[WHAT YOU ARE ASKED TO DO] Your task is to retype each line of the data below exactly.

[MATERIAL SHOWN]
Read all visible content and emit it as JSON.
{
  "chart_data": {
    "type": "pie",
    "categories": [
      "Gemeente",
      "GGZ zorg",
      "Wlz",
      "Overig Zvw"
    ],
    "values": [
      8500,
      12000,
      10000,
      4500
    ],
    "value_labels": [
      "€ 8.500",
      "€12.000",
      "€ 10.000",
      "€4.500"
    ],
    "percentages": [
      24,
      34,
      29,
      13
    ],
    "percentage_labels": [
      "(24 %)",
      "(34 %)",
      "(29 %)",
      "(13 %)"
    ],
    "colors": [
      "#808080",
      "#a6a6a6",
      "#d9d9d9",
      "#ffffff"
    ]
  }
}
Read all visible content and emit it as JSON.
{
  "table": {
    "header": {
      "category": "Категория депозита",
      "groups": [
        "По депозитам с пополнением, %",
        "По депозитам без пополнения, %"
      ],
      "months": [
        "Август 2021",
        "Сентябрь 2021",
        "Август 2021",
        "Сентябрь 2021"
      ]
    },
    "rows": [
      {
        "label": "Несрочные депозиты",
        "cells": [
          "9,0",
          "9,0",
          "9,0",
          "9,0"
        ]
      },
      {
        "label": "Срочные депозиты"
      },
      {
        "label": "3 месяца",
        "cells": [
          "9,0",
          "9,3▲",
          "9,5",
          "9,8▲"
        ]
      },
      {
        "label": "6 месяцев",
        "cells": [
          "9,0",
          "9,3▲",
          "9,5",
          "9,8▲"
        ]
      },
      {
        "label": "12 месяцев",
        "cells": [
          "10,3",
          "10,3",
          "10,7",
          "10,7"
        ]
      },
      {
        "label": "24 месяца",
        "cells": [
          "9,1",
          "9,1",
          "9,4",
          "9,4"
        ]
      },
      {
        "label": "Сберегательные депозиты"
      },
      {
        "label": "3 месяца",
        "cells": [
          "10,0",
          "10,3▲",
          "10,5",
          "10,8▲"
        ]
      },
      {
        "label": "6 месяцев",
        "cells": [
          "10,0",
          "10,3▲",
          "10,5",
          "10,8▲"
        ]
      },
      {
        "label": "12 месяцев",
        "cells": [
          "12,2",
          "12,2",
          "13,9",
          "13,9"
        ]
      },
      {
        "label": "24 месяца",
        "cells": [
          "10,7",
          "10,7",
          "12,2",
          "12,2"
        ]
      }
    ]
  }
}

[RESPONSE TO THE EXERCISE]
Read all visible content and emit it as JSON.
{
  "chart_data": {
    "type": "pie",
    "categories": [
      "Gemeente",
      "GGZ zorg",
      "Wlz",
      "Overig Zvw"
    ],
    "values": [
      8500,
      12000,
      10000,
      4500
    ],
    "value_labels": [
      "€ 8.500",
      "€12.000",
      "€ 10.000",
      "€4.500"
    ],
    "percentages": [
      24,
      34,
      29,
      13
    ],
    "percentage_labels": [
      "(24 %)",
      "(34 %)",
      "(29 %)",
      "(13 %)"
    ],
    "colors": [
      "#808080",
      "#a6a6a6",
      "#d9d9d9",
      "#ffffff"
    ]
  }
}
Read all visible content and emit it as JSON.
{
  "table": {
    "header": {
      "category": "Категория депозита",
      "groups": [
        "По депозитам с пополнением, %",
        "По депозитам без пополнения, %"
      ],
      "months": [
        "Август 2021",
        "Сентябрь 2021",
        "Август 2021",
        "Сентябрь 2021"
      ]
    },
    "rows": [
      {
        "label": "Несрочные депозиты",
        "cells": [
          "9,0",
          "9,0",
          "9,0",
          "9,0"
        ]
      },
      {
        "label": "Срочные депозиты"
      },
      {
        "label": "3 месяца",
        "cells": [
          "9,0",
          "9,3▲",
          "9,5",
          "9,8▲"
        ]
      },
      {
        "label": "6 месяцев",
        "cells": [
          "9,0",
          "9,3▲",
          "9,5",
          "9,8▲"
        ]
      },
      {
        "label": "12 месяцев",
        "cells": [
          "10,3",
          "10,3",
          "10,7",
          "10,7"
        ]
      },
      {
        "label": "24 месяца",
        "cells": [
          "9,1",
          "9,1",
          "9,4",
          "9,4"
        ]
      },
      {
        "label": "Сберегательные депозиты"
      },
      {
        "label": "3 месяца",
        "cells": [
          "10,0",
          "10,3▲",
          "10,5",
          "10,8▲"
        ]
      },
      {
        "label": "6 месяцев",
        "cells": [
          "10,0",
          "10,3▲",
          "10,5",
          "10,8▲"
        ]
      },
      {
        "label": "12 месяцев",
        "cells": [
          "12,2",
          "12,2",
          "13,9",
          "13,9"
        ]
      },
      {
        "label": "24 месяца",
        "cells": [
          "10,7",
          "10,7",
          "12,2",
          "12,2"
        ]
      }
    ]
  }
}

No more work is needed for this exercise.